(Dataset items)

>> Start

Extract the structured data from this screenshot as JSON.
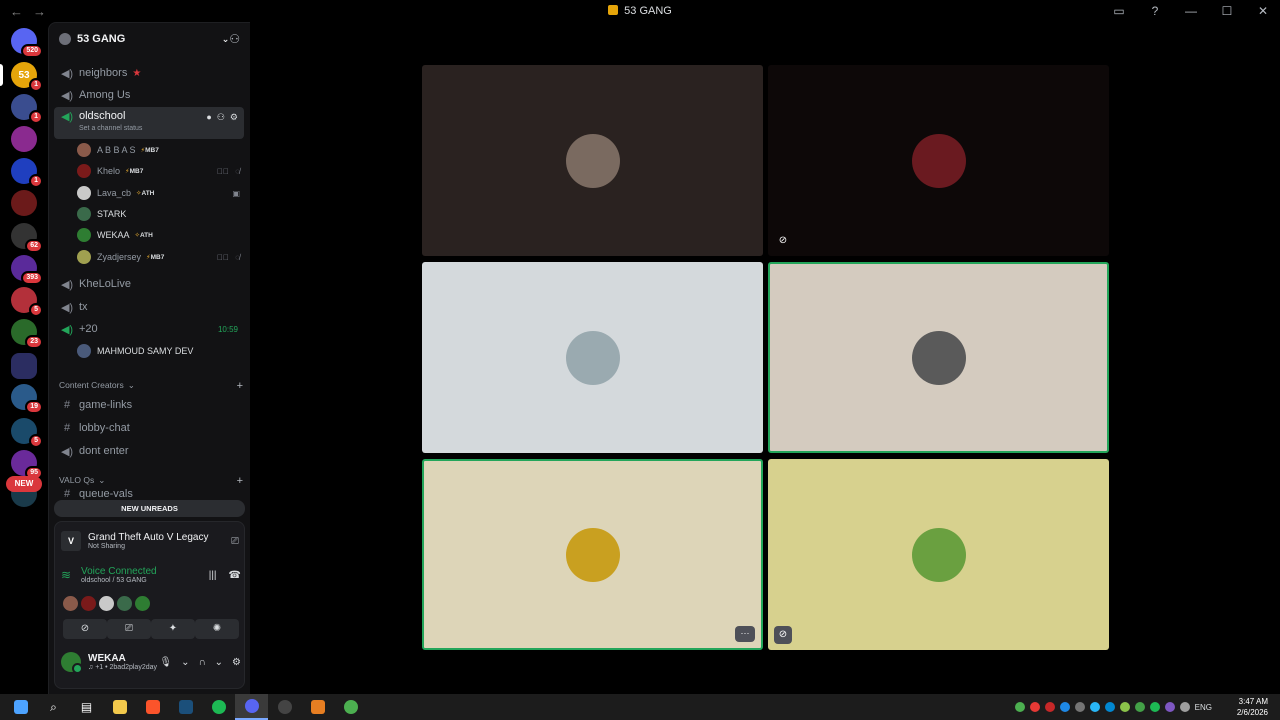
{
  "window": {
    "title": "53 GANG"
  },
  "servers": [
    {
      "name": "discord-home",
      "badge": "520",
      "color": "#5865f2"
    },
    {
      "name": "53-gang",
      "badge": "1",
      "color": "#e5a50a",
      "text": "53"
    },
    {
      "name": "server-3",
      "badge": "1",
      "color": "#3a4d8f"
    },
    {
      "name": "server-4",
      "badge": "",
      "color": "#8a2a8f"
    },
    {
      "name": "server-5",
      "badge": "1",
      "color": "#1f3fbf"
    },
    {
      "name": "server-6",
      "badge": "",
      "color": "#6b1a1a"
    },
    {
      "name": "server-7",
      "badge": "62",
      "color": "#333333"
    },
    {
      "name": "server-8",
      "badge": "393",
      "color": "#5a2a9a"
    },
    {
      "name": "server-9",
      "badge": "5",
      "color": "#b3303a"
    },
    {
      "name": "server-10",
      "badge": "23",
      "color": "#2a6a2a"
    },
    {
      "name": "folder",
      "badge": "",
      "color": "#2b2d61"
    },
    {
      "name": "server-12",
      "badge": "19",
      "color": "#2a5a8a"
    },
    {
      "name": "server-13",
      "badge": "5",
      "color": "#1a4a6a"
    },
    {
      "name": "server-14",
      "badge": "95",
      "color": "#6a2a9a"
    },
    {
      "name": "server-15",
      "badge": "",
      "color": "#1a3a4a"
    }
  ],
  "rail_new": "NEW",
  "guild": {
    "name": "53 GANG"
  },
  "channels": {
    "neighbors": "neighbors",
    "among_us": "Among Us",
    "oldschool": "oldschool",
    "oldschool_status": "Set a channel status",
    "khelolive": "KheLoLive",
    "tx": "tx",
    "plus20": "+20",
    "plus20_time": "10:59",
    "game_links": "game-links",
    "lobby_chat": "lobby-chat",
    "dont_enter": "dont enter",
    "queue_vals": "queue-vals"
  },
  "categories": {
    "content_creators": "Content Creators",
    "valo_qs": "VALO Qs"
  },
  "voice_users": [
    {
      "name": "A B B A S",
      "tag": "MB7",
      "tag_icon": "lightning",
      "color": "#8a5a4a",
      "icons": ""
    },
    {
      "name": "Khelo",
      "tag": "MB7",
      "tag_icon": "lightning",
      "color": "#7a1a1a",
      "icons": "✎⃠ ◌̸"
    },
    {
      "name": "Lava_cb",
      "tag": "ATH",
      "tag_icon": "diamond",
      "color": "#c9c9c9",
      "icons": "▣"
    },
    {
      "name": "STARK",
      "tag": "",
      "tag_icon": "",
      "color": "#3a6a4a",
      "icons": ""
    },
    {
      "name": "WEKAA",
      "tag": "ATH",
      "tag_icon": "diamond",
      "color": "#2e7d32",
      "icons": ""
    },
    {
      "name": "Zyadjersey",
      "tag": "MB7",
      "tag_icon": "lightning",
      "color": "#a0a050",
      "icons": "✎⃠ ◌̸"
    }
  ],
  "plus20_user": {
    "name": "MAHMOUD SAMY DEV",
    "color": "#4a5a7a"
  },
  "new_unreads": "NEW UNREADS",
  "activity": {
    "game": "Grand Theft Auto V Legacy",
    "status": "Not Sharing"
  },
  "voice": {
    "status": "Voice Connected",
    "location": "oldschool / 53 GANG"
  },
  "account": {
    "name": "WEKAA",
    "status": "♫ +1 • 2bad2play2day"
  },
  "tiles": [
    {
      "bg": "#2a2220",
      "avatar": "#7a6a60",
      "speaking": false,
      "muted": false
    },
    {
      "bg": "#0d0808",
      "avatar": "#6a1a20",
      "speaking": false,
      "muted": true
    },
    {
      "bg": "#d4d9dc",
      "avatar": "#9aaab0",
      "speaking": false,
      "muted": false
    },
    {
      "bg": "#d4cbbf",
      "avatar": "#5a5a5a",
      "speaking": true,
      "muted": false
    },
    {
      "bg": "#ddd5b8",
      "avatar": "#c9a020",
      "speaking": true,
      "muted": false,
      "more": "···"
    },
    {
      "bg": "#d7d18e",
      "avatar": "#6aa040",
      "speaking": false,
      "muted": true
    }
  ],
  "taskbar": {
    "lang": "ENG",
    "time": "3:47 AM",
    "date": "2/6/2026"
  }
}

>> End

◆ WRITTEN REQUEST
Transcribe every record above exactly, leaving out the pictures.

◆ SOLUTION FOR THIS PROBLEM
Extract the structured data from this screenshot as JSON.
{
  "window": {
    "title": "53 GANG"
  },
  "servers": [
    {
      "name": "discord-home",
      "badge": "520",
      "color": "#5865f2"
    },
    {
      "name": "53-gang",
      "badge": "1",
      "color": "#e5a50a",
      "text": "53"
    },
    {
      "name": "server-3",
      "badge": "1",
      "color": "#3a4d8f"
    },
    {
      "name": "server-4",
      "badge": "",
      "color": "#8a2a8f"
    },
    {
      "name": "server-5",
      "badge": "1",
      "color": "#1f3fbf"
    },
    {
      "name": "server-6",
      "badge": "",
      "color": "#6b1a1a"
    },
    {
      "name": "server-7",
      "badge": "62",
      "color": "#333333"
    },
    {
      "name": "server-8",
      "badge": "393",
      "color": "#5a2a9a"
    },
    {
      "name": "server-9",
      "badge": "5",
      "color": "#b3303a"
    },
    {
      "name": "server-10",
      "badge": "23",
      "color": "#2a6a2a"
    },
    {
      "name": "folder",
      "badge": "",
      "color": "#2b2d61"
    },
    {
      "name": "server-12",
      "badge": "19",
      "color": "#2a5a8a"
    },
    {
      "name": "server-13",
      "badge": "5",
      "color": "#1a4a6a"
    },
    {
      "name": "server-14",
      "badge": "95",
      "color": "#6a2a9a"
    },
    {
      "name": "server-15",
      "badge": "",
      "color": "#1a3a4a"
    }
  ],
  "rail_new": "NEW",
  "guild": {
    "name": "53 GANG"
  },
  "channels": {
    "neighbors": "neighbors",
    "among_us": "Among Us",
    "oldschool": "oldschool",
    "oldschool_status": "Set a channel status",
    "khelolive": "KheLoLive",
    "tx": "tx",
    "plus20": "+20",
    "plus20_time": "10:59",
    "game_links": "game-links",
    "lobby_chat": "lobby-chat",
    "dont_enter": "dont enter",
    "queue_vals": "queue-vals"
  },
  "categories": {
    "content_creators": "Content Creators",
    "valo_qs": "VALO Qs"
  },
  "voice_users": [
    {
      "name": "A B B A S",
      "tag": "MB7",
      "tag_icon": "lightning",
      "color": "#8a5a4a",
      "icons": ""
    },
    {
      "name": "Khelo",
      "tag": "MB7",
      "tag_icon": "lightning",
      "color": "#7a1a1a",
      "icons": "✎⃠ ◌̸"
    },
    {
      "name": "Lava_cb",
      "tag": "ATH",
      "tag_icon": "diamond",
      "color": "#c9c9c9",
      "icons": "▣"
    },
    {
      "name": "STARK",
      "tag": "",
      "tag_icon": "",
      "color": "#3a6a4a",
      "icons": ""
    },
    {
      "name": "WEKAA",
      "tag": "ATH",
      "tag_icon": "diamond",
      "color": "#2e7d32",
      "icons": ""
    },
    {
      "name": "Zyadjersey",
      "tag": "MB7",
      "tag_icon": "lightning",
      "color": "#a0a050",
      "icons": "✎⃠ ◌̸"
    }
  ],
  "plus20_user": {
    "name": "MAHMOUD SAMY DEV",
    "color": "#4a5a7a"
  },
  "new_unreads": "NEW UNREADS",
  "activity": {
    "game": "Grand Theft Auto V Legacy",
    "status": "Not Sharing"
  },
  "voice": {
    "status": "Voice Connected",
    "location": "oldschool / 53 GANG"
  },
  "account": {
    "name": "WEKAA",
    "status": "♫ +1 • 2bad2play2day"
  },
  "tiles": [
    {
      "bg": "#2a2220",
      "avatar": "#7a6a60",
      "speaking": false,
      "muted": false
    },
    {
      "bg": "#0d0808",
      "avatar": "#6a1a20",
      "speaking": false,
      "muted": true
    },
    {
      "bg": "#d4d9dc",
      "avatar": "#9aaab0",
      "speaking": false,
      "muted": false
    },
    {
      "bg": "#d4cbbf",
      "avatar": "#5a5a5a",
      "speaking": true,
      "muted": false
    },
    {
      "bg": "#ddd5b8",
      "avatar": "#c9a020",
      "speaking": true,
      "muted": false,
      "more": "···"
    },
    {
      "bg": "#d7d18e",
      "avatar": "#6aa040",
      "speaking": false,
      "muted": true
    }
  ],
  "taskbar": {
    "lang": "ENG",
    "time": "3:47 AM",
    "date": "2/6/2026"
  }
}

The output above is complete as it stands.